What you need to do:
Give every line of the data again, unchanged, but with no pictures.

── Dataset records ──

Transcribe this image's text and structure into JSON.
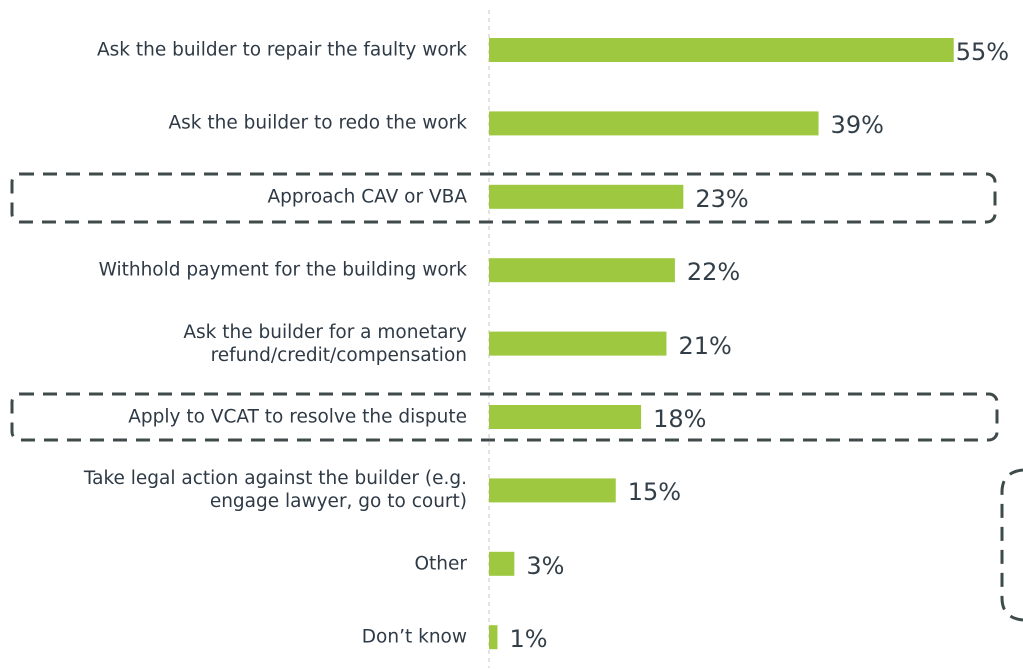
{
  "chart_data": {
    "type": "bar",
    "orientation": "horizontal",
    "categories": [
      "Ask the builder to repair the faulty work",
      "Ask the builder to redo the work",
      "Approach CAV or VBA",
      "Withhold payment for the building work",
      "Ask the builder for a monetary refund/credit/compensation",
      "Apply to VCAT to resolve the dispute",
      "Take legal action against the builder (e.g. engage lawyer, go to court)",
      "Other",
      "Don’t know"
    ],
    "values": [
      55,
      39,
      23,
      22,
      21,
      18,
      15,
      3,
      1
    ],
    "value_labels": [
      "55%",
      "39%",
      "23%",
      "22%",
      "21%",
      "18%",
      "15%",
      "3%",
      "1%"
    ],
    "color": "#9dc83f"
  }
}
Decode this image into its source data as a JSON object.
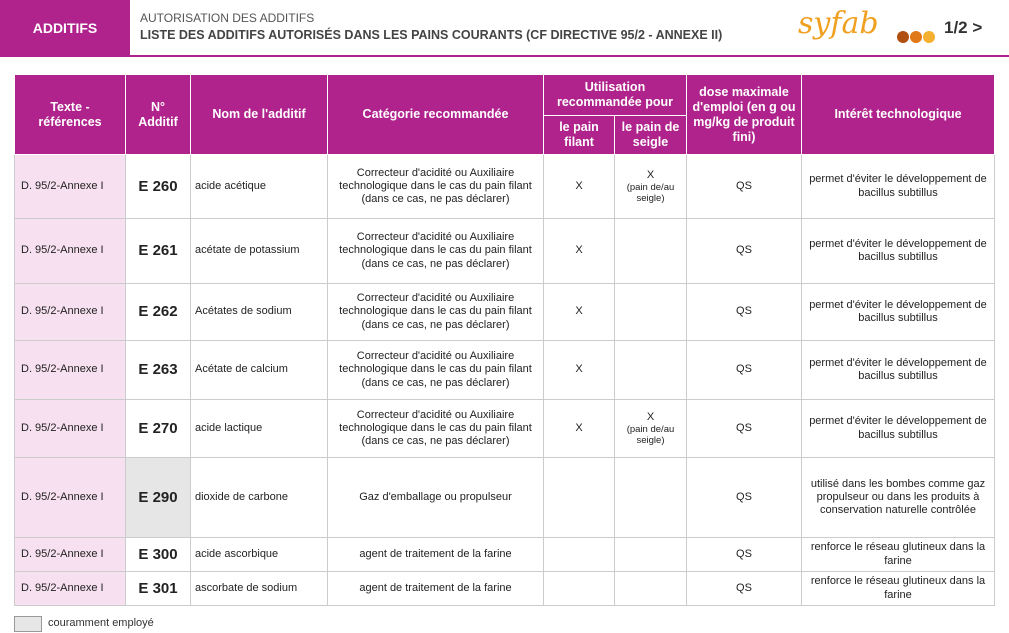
{
  "header": {
    "section": "ADDITIFS",
    "supertitle": "AUTORISATION DES ADDITIFS",
    "title": "LISTE DES ADDITIFS AUTORISÉS DANS LES PAINS COURANTS (CF DIRECTIVE 95/2 - ANNEXE II)",
    "logo": "syfab",
    "page": "1/2",
    "next": ">"
  },
  "table": {
    "columns": {
      "ref": "Texte -références",
      "code": "N° Additif",
      "name": "Nom de l'additif",
      "category": "Catégorie recommandée",
      "usage": "Utilisation recommandée pour",
      "filant": "le pain filant",
      "seigle": "le pain de seigle",
      "dose": "dose maximale d'emploi (en g ou mg/kg de produit fini)",
      "interest": "Intérêt technologique"
    },
    "rows": [
      {
        "ref": "D. 95/2-Annexe I",
        "code": "E 260",
        "name": "acide  acétique",
        "category": "Correcteur d'acidité ou Auxiliaire technologique dans le cas du pain filant (dans ce cas, ne pas déclarer)",
        "filant": "X",
        "seigle": "X",
        "seigle_note": "(pain de/au seigle)",
        "dose": "QS",
        "interest": "permet d'éviter le développement de bacillus subtillus"
      },
      {
        "ref": "D. 95/2-Annexe I",
        "code": "E 261",
        "name": "acétate de potassium",
        "category": "Correcteur d'acidité ou Auxiliaire technologique dans le cas du pain filant (dans ce cas, ne pas déclarer)",
        "filant": "X",
        "dose": "QS",
        "interest": "permet d'éviter le développement de bacillus subtillus"
      },
      {
        "ref": "D. 95/2-Annexe I",
        "code": "E 262",
        "name": "Acétates de sodium",
        "category": "Correcteur d'acidité ou Auxiliaire technologique dans le cas du pain filant (dans ce cas, ne pas déclarer)",
        "filant": "X",
        "dose": "QS",
        "interest": "permet d'éviter le développement de bacillus subtillus"
      },
      {
        "ref": "D. 95/2-Annexe I",
        "code": "E 263",
        "name": "Acétate de calcium",
        "category": "Correcteur d'acidité ou Auxiliaire technologique dans le cas du pain filant (dans ce cas, ne pas déclarer)",
        "filant": "X",
        "dose": "QS",
        "interest": "permet d'éviter le développement de bacillus subtillus"
      },
      {
        "ref": "D. 95/2-Annexe I",
        "code": "E 270",
        "name": "acide lactique",
        "category": "Correcteur d'acidité ou Auxiliaire technologique dans le cas du pain filant (dans ce cas, ne pas déclarer)",
        "filant": "X",
        "seigle": "X",
        "seigle_note": "(pain de/au seigle)",
        "dose": "QS",
        "interest": "permet d'éviter le développement de bacillus subtillus"
      },
      {
        "ref": "D. 95/2-Annexe I",
        "code": "E 290",
        "highlighted": true,
        "name": "dioxide de carbone",
        "category": "Gaz d'emballage ou propulseur",
        "dose": "QS",
        "interest": "utilisé dans les bombes comme gaz propulseur ou dans les produits à conservation naturelle contrôlée"
      },
      {
        "ref": "D. 95/2-Annexe I",
        "code": "E 300",
        "name": "acide ascorbique",
        "category": "agent de traitement de la farine",
        "dose": "QS",
        "interest": "renforce le réseau glutineux dans la farine"
      },
      {
        "ref": "D. 95/2-Annexe I",
        "code": "E 301",
        "name": "ascorbate de sodium",
        "category": "agent de traitement de la farine",
        "dose": "QS",
        "interest": "renforce le réseau glutineux dans la farine"
      }
    ]
  },
  "legend": {
    "label": "couramment employé"
  }
}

───

Exercise result:
Transcribe this image's text and structure into JSON.
{
  "chart_data": {
    "type": "bar",
    "orientation": "horizontal",
    "categories": [
      "Ask the builder to repair the faulty work",
      "Ask the builder to redo the work",
      "Approach CAV or VBA",
      "Withhold payment for the building work",
      "Ask the builder for a monetary refund/credit/compensation",
      "Apply to VCAT to resolve the dispute",
      "Take legal action against the builder (e.g. engage lawyer, go to court)",
      "Other",
      "Don’t know"
    ],
    "values": [
      55,
      39,
      23,
      22,
      21,
      18,
      15,
      3,
      1
    ],
    "value_labels": [
      "55%",
      "39%",
      "23%",
      "22%",
      "21%",
      "18%",
      "15%",
      "3%",
      "1%"
    ],
    "color": "#9dc83f"
  }
}
Decode this image into its source data as a JSON object.
{
  "header": {
    "section": "ADDITIFS",
    "supertitle": "AUTORISATION DES ADDITIFS",
    "title": "LISTE DES ADDITIFS AUTORISÉS DANS LES PAINS COURANTS (CF DIRECTIVE 95/2 - ANNEXE II)",
    "logo": "syfab",
    "page": "1/2",
    "next": ">"
  },
  "table": {
    "columns": {
      "ref": "Texte -références",
      "code": "N° Additif",
      "name": "Nom de l'additif",
      "category": "Catégorie recommandée",
      "usage": "Utilisation recommandée pour",
      "filant": "le pain filant",
      "seigle": "le pain de seigle",
      "dose": "dose maximale d'emploi (en g ou mg/kg de produit fini)",
      "interest": "Intérêt technologique"
    },
    "rows": [
      {
        "ref": "D. 95/2-Annexe I",
        "code": "E 260",
        "name": "acide  acétique",
        "category": "Correcteur d'acidité ou Auxiliaire technologique dans le cas du pain filant (dans ce cas, ne pas déclarer)",
        "filant": "X",
        "seigle": "X",
        "seigle_note": "(pain de/au seigle)",
        "dose": "QS",
        "interest": "permet d'éviter le développement de bacillus subtillus"
      },
      {
        "ref": "D. 95/2-Annexe I",
        "code": "E 261",
        "name": "acétate de potassium",
        "category": "Correcteur d'acidité ou Auxiliaire technologique dans le cas du pain filant (dans ce cas, ne pas déclarer)",
        "filant": "X",
        "dose": "QS",
        "interest": "permet d'éviter le développement de bacillus subtillus"
      },
      {
        "ref": "D. 95/2-Annexe I",
        "code": "E 262",
        "name": "Acétates de sodium",
        "category": "Correcteur d'acidité ou Auxiliaire technologique dans le cas du pain filant (dans ce cas, ne pas déclarer)",
        "filant": "X",
        "dose": "QS",
        "interest": "permet d'éviter le développement de bacillus subtillus"
      },
      {
        "ref": "D. 95/2-Annexe I",
        "code": "E 263",
        "name": "Acétate de calcium",
        "category": "Correcteur d'acidité ou Auxiliaire technologique dans le cas du pain filant (dans ce cas, ne pas déclarer)",
        "filant": "X",
        "dose": "QS",
        "interest": "permet d'éviter le développement de bacillus subtillus"
      },
      {
        "ref": "D. 95/2-Annexe I",
        "code": "E 270",
        "name": "acide lactique",
        "category": "Correcteur d'acidité ou Auxiliaire technologique dans le cas du pain filant (dans ce cas, ne pas déclarer)",
        "filant": "X",
        "seigle": "X",
        "seigle_note": "(pain de/au seigle)",
        "dose": "QS",
        "interest": "permet d'éviter le développement de bacillus subtillus"
      },
      {
        "ref": "D. 95/2-Annexe I",
        "code": "E 290",
        "highlighted": true,
        "name": "dioxide de carbone",
        "category": "Gaz d'emballage ou propulseur",
        "dose": "QS",
        "interest": "utilisé dans les bombes comme gaz propulseur ou dans les produits à conservation naturelle contrôlée"
      },
      {
        "ref": "D. 95/2-Annexe I",
        "code": "E 300",
        "name": "acide ascorbique",
        "category": "agent de traitement de la farine",
        "dose": "QS",
        "interest": "renforce le réseau glutineux dans la farine"
      },
      {
        "ref": "D. 95/2-Annexe I",
        "code": "E 301",
        "name": "ascorbate de sodium",
        "category": "agent de traitement de la farine",
        "dose": "QS",
        "interest": "renforce le réseau glutineux dans la farine"
      }
    ]
  },
  "legend": {
    "label": "couramment employé"
  }
}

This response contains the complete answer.